-- STATED EXERCISE --
Retype the complete listing exactly as it appears.

Begin

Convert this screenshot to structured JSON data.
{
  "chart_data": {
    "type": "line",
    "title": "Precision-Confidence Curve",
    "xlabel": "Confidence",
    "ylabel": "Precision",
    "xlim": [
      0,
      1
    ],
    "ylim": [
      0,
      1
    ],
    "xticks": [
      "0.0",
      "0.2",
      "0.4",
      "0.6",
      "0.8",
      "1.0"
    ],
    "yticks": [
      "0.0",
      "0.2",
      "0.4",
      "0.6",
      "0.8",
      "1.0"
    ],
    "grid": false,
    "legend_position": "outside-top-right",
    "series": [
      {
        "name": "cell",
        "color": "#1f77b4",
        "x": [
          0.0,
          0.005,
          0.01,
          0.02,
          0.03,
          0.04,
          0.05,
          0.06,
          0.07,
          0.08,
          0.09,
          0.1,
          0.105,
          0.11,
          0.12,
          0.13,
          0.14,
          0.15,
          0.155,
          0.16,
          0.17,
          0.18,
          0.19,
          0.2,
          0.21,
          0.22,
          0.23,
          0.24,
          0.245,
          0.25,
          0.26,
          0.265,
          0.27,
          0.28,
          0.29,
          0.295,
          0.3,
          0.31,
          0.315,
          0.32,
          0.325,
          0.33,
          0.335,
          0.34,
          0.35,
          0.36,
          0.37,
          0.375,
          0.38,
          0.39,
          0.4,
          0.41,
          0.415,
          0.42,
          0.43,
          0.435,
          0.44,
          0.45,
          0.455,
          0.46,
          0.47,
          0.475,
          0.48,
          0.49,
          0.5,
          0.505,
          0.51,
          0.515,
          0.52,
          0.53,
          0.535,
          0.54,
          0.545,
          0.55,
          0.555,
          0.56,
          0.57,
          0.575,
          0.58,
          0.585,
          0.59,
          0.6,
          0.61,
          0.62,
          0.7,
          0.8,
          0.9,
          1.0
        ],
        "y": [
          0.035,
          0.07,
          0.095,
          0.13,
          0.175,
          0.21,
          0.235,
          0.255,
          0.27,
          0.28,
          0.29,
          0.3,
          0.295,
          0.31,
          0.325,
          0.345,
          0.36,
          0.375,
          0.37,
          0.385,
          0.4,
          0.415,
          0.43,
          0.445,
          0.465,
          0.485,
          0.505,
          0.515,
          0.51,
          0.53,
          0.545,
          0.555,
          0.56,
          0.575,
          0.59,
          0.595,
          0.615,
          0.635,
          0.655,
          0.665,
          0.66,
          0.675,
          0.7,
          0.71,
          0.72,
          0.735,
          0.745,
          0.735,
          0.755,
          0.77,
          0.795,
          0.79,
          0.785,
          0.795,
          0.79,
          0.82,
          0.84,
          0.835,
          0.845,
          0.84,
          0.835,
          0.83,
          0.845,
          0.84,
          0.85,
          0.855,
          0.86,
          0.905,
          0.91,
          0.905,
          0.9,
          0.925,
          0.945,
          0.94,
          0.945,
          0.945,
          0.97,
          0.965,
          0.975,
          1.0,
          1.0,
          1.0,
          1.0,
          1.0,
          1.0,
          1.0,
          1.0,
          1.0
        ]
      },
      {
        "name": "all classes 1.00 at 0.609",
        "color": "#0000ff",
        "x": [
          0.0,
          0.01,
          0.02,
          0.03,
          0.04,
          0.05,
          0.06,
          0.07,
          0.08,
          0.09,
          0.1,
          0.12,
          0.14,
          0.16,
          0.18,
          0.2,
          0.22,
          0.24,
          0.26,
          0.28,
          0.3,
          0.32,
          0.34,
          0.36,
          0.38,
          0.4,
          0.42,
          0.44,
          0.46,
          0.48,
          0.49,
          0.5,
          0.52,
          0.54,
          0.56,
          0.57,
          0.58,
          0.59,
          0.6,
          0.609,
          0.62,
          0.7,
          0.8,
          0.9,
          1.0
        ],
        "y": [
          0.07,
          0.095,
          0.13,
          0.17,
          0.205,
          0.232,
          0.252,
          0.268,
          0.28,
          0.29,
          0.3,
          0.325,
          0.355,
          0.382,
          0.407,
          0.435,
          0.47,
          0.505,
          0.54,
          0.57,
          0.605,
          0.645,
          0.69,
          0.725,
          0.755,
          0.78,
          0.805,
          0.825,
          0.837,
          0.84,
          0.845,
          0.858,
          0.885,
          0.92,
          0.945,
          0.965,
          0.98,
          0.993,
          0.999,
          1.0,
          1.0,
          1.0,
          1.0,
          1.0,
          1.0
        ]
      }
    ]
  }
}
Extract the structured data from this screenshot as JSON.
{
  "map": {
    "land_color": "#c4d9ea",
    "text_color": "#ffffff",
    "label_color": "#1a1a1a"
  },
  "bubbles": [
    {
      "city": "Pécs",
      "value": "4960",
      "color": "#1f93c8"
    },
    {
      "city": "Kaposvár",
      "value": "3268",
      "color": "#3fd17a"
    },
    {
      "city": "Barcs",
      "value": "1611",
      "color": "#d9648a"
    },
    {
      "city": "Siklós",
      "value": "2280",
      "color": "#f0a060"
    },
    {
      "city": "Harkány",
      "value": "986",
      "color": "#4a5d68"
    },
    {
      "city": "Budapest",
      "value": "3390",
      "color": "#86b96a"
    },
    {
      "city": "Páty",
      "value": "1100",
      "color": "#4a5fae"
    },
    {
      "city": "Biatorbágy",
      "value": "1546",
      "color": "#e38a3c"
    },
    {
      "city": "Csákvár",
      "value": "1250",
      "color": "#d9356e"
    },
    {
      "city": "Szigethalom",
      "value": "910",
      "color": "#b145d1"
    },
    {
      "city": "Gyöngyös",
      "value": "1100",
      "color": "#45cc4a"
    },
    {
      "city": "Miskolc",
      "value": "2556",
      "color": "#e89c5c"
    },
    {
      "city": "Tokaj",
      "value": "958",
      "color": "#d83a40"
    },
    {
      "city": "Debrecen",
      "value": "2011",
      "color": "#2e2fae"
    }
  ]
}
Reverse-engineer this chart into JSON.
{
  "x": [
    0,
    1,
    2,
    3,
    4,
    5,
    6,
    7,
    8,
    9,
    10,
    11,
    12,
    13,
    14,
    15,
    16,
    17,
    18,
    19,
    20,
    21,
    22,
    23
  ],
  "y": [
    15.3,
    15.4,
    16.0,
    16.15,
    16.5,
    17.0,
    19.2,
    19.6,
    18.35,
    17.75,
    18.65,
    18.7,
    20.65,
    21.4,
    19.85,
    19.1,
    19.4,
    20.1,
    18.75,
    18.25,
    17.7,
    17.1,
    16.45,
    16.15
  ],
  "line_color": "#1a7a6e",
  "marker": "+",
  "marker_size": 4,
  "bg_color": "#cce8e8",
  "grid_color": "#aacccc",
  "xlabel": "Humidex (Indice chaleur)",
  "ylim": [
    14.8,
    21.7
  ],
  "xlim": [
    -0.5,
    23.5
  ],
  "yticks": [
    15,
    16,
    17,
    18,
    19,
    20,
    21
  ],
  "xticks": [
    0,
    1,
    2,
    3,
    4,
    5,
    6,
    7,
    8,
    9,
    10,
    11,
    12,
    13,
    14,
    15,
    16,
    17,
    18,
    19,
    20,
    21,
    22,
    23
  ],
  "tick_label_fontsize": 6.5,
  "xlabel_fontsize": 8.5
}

End

-- OUTPUT OF THE TASK --
Convert this screenshot to structured JSON data.
{
  "chart_data": {
    "type": "line",
    "title": "Precision-Confidence Curve",
    "xlabel": "Confidence",
    "ylabel": "Precision",
    "xlim": [
      0,
      1
    ],
    "ylim": [
      0,
      1
    ],
    "xticks": [
      "0.0",
      "0.2",
      "0.4",
      "0.6",
      "0.8",
      "1.0"
    ],
    "yticks": [
      "0.0",
      "0.2",
      "0.4",
      "0.6",
      "0.8",
      "1.0"
    ],
    "grid": false,
    "legend_position": "outside-top-right",
    "series": [
      {
        "name": "cell",
        "color": "#1f77b4",
        "x": [
          0.0,
          0.005,
          0.01,
          0.02,
          0.03,
          0.04,
          0.05,
          0.06,
          0.07,
          0.08,
          0.09,
          0.1,
          0.105,
          0.11,
          0.12,
          0.13,
          0.14,
          0.15,
          0.155,
          0.16,
          0.17,
          0.18,
          0.19,
          0.2,
          0.21,
          0.22,
          0.23,
          0.24,
          0.245,
          0.25,
          0.26,
          0.265,
          0.27,
          0.28,
          0.29,
          0.295,
          0.3,
          0.31,
          0.315,
          0.32,
          0.325,
          0.33,
          0.335,
          0.34,
          0.35,
          0.36,
          0.37,
          0.375,
          0.38,
          0.39,
          0.4,
          0.41,
          0.415,
          0.42,
          0.43,
          0.435,
          0.44,
          0.45,
          0.455,
          0.46,
          0.47,
          0.475,
          0.48,
          0.49,
          0.5,
          0.505,
          0.51,
          0.515,
          0.52,
          0.53,
          0.535,
          0.54,
          0.545,
          0.55,
          0.555,
          0.56,
          0.57,
          0.575,
          0.58,
          0.585,
          0.59,
          0.6,
          0.61,
          0.62,
          0.7,
          0.8,
          0.9,
          1.0
        ],
        "y": [
          0.035,
          0.07,
          0.095,
          0.13,
          0.175,
          0.21,
          0.235,
          0.255,
          0.27,
          0.28,
          0.29,
          0.3,
          0.295,
          0.31,
          0.325,
          0.345,
          0.36,
          0.375,
          0.37,
          0.385,
          0.4,
          0.415,
          0.43,
          0.445,
          0.465,
          0.485,
          0.505,
          0.515,
          0.51,
          0.53,
          0.545,
          0.555,
          0.56,
          0.575,
          0.59,
          0.595,
          0.615,
          0.635,
          0.655,
          0.665,
          0.66,
          0.675,
          0.7,
          0.71,
          0.72,
          0.735,
          0.745,
          0.735,
          0.755,
          0.77,
          0.795,
          0.79,
          0.785,
          0.795,
          0.79,
          0.82,
          0.84,
          0.835,
          0.845,
          0.84,
          0.835,
          0.83,
          0.845,
          0.84,
          0.85,
          0.855,
          0.86,
          0.905,
          0.91,
          0.905,
          0.9,
          0.925,
          0.945,
          0.94,
          0.945,
          0.945,
          0.97,
          0.965,
          0.975,
          1.0,
          1.0,
          1.0,
          1.0,
          1.0,
          1.0,
          1.0,
          1.0,
          1.0
        ]
      },
      {
        "name": "all classes 1.00 at 0.609",
        "color": "#0000ff",
        "x": [
          0.0,
          0.01,
          0.02,
          0.03,
          0.04,
          0.05,
          0.06,
          0.07,
          0.08,
          0.09,
          0.1,
          0.12,
          0.14,
          0.16,
          0.18,
          0.2,
          0.22,
          0.24,
          0.26,
          0.28,
          0.3,
          0.32,
          0.34,
          0.36,
          0.38,
          0.4,
          0.42,
          0.44,
          0.46,
          0.48,
          0.49,
          0.5,
          0.52,
          0.54,
          0.56,
          0.57,
          0.58,
          0.59,
          0.6,
          0.609,
          0.62,
          0.7,
          0.8,
          0.9,
          1.0
        ],
        "y": [
          0.07,
          0.095,
          0.13,
          0.17,
          0.205,
          0.232,
          0.252,
          0.268,
          0.28,
          0.29,
          0.3,
          0.325,
          0.355,
          0.382,
          0.407,
          0.435,
          0.47,
          0.505,
          0.54,
          0.57,
          0.605,
          0.645,
          0.69,
          0.725,
          0.755,
          0.78,
          0.805,
          0.825,
          0.837,
          0.84,
          0.845,
          0.858,
          0.885,
          0.92,
          0.945,
          0.965,
          0.98,
          0.993,
          0.999,
          1.0,
          1.0,
          1.0,
          1.0,
          1.0,
          1.0
        ]
      }
    ]
  }
}
Extract the structured data from this screenshot as JSON.
{
  "map": {
    "land_color": "#c4d9ea",
    "text_color": "#ffffff",
    "label_color": "#1a1a1a"
  },
  "bubbles": [
    {
      "city": "Pécs",
      "value": "4960",
      "color": "#1f93c8"
    },
    {
      "city": "Kaposvár",
      "value": "3268",
      "color": "#3fd17a"
    },
    {
      "city": "Barcs",
      "value": "1611",
      "color": "#d9648a"
    },
    {
      "city": "Siklós",
      "value": "2280",
      "color": "#f0a060"
    },
    {
      "city": "Harkány",
      "value": "986",
      "color": "#4a5d68"
    },
    {
      "city": "Budapest",
      "value": "3390",
      "color": "#86b96a"
    },
    {
      "city": "Páty",
      "value": "1100",
      "color": "#4a5fae"
    },
    {
      "city": "Biatorbágy",
      "value": "1546",
      "color": "#e38a3c"
    },
    {
      "city": "Csákvár",
      "value": "1250",
      "color": "#d9356e"
    },
    {
      "city": "Szigethalom",
      "value": "910",
      "color": "#b145d1"
    },
    {
      "city": "Gyöngyös",
      "value": "1100",
      "color": "#45cc4a"
    },
    {
      "city": "Miskolc",
      "value": "2556",
      "color": "#e89c5c"
    },
    {
      "city": "Tokaj",
      "value": "958",
      "color": "#d83a40"
    },
    {
      "city": "Debrecen",
      "value": "2011",
      "color": "#2e2fae"
    }
  ]
}
Reverse-engineer this chart into JSON.
{
  "x": [
    0,
    1,
    2,
    3,
    4,
    5,
    6,
    7,
    8,
    9,
    10,
    11,
    12,
    13,
    14,
    15,
    16,
    17,
    18,
    19,
    20,
    21,
    22,
    23
  ],
  "y": [
    15.3,
    15.4,
    16.0,
    16.15,
    16.5,
    17.0,
    19.2,
    19.6,
    18.35,
    17.75,
    18.65,
    18.7,
    20.65,
    21.4,
    19.85,
    19.1,
    19.4,
    20.1,
    18.75,
    18.25,
    17.7,
    17.1,
    16.45,
    16.15
  ],
  "line_color": "#1a7a6e",
  "marker": "+",
  "marker_size": 4,
  "bg_color": "#cce8e8",
  "grid_color": "#aacccc",
  "xlabel": "Humidex (Indice chaleur)",
  "ylim": [
    14.8,
    21.7
  ],
  "xlim": [
    -0.5,
    23.5
  ],
  "yticks": [
    15,
    16,
    17,
    18,
    19,
    20,
    21
  ],
  "xticks": [
    0,
    1,
    2,
    3,
    4,
    5,
    6,
    7,
    8,
    9,
    10,
    11,
    12,
    13,
    14,
    15,
    16,
    17,
    18,
    19,
    20,
    21,
    22,
    23
  ],
  "tick_label_fontsize": 6.5,
  "xlabel_fontsize": 8.5
}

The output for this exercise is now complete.